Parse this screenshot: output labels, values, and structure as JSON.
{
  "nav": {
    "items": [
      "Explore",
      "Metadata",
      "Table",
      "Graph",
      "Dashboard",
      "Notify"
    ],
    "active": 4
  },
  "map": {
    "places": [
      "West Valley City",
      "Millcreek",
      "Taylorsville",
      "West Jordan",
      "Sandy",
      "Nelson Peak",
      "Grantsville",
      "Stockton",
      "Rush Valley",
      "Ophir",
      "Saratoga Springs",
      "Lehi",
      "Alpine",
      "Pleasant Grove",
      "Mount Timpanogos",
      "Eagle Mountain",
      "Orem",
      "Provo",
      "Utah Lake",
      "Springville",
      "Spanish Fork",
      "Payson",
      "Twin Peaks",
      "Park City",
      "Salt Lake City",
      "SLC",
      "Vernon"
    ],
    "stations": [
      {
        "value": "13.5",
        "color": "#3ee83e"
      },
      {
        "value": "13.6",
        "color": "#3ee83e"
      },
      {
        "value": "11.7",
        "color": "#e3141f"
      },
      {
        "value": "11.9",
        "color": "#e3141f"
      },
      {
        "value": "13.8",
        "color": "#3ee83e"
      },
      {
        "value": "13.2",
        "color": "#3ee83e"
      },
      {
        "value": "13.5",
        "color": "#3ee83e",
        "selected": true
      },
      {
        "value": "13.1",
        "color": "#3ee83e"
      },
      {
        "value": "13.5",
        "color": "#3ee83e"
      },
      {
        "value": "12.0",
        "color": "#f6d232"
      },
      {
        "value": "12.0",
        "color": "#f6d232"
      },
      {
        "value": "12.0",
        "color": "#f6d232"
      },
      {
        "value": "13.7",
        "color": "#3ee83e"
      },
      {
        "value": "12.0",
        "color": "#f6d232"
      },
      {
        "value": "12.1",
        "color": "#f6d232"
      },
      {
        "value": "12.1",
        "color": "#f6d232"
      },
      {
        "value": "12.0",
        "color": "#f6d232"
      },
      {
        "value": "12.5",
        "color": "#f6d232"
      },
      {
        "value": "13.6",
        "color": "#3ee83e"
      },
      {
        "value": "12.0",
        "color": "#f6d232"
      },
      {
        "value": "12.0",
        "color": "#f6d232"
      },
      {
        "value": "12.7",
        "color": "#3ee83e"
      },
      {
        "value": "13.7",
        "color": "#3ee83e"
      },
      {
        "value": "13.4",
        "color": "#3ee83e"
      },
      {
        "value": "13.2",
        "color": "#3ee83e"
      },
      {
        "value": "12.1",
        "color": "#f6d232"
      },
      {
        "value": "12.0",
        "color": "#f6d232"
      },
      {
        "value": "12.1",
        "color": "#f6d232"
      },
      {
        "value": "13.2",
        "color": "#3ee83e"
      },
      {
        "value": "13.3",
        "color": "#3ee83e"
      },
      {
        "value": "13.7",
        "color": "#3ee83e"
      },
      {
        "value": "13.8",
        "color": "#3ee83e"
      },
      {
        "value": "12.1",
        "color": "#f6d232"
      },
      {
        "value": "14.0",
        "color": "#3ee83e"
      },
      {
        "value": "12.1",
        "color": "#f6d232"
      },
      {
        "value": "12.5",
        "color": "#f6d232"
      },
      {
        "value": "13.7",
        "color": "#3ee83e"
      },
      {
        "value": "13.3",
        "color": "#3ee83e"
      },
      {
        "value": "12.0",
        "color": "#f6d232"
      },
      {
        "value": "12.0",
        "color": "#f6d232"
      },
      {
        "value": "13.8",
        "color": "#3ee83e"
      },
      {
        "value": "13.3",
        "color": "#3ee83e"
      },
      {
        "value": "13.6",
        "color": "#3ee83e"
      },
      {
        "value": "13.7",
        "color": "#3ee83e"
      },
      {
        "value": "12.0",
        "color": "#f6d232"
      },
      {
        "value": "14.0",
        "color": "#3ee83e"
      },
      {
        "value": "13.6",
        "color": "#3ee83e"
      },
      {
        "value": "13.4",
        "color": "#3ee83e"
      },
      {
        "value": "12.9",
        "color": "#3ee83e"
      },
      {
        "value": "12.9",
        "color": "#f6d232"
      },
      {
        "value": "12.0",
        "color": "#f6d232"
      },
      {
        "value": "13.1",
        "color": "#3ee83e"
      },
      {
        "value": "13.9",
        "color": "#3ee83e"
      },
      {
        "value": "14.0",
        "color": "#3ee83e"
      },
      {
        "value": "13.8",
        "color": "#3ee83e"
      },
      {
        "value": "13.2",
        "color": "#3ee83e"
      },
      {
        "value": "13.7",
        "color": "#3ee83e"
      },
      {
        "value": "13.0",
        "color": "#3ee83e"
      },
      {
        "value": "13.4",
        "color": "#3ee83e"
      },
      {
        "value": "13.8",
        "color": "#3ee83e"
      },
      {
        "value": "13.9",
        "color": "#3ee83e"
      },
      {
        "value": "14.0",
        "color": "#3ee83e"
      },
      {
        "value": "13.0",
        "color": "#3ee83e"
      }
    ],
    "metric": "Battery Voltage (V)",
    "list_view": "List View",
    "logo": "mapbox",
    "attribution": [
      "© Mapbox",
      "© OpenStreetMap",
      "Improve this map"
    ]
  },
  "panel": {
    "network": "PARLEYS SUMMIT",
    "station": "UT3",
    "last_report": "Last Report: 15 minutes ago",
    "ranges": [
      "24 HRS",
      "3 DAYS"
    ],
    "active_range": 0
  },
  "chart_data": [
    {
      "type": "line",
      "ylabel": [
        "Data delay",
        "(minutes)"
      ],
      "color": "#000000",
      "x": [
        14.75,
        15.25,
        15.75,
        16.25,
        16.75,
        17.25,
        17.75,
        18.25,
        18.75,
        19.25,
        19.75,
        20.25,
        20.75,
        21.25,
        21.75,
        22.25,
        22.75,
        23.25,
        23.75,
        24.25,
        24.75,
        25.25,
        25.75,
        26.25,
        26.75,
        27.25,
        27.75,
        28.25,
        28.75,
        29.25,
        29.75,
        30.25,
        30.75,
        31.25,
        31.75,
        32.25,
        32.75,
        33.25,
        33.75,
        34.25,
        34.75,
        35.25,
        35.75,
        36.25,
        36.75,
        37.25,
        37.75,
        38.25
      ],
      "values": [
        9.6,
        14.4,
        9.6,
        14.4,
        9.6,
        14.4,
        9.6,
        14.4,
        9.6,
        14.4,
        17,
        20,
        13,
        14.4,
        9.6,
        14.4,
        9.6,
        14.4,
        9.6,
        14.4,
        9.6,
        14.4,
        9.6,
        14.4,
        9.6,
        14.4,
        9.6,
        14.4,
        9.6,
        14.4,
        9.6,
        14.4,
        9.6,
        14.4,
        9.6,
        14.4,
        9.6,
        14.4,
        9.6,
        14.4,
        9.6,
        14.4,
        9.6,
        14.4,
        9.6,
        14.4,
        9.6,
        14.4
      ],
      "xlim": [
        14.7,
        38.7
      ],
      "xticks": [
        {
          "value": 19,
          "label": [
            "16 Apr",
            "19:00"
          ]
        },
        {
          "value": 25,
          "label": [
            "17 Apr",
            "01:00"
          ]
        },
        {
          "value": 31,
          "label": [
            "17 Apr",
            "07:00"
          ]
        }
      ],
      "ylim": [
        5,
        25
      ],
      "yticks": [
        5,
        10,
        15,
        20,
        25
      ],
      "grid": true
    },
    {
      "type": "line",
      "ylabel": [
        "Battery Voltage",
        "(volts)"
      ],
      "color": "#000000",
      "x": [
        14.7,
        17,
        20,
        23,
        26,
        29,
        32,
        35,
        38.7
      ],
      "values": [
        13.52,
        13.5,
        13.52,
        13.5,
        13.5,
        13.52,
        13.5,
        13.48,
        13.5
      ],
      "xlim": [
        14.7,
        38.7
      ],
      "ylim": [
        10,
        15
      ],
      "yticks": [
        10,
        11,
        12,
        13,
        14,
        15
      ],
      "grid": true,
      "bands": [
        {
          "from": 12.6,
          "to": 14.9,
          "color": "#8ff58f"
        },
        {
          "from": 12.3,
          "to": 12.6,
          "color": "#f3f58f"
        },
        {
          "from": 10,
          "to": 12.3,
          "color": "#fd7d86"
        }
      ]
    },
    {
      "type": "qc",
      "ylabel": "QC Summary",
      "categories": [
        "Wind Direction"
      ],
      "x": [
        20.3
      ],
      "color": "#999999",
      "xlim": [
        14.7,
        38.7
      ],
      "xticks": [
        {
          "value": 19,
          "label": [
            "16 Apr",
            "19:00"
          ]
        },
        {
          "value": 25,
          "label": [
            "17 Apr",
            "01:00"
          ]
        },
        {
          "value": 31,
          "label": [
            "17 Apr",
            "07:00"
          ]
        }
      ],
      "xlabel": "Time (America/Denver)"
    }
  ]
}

Your task: Find all the lines containing "Battery" in the material, then copy them.

Answer to the task:
    "metric": "Battery Voltage (V)",
        "Battery Voltage",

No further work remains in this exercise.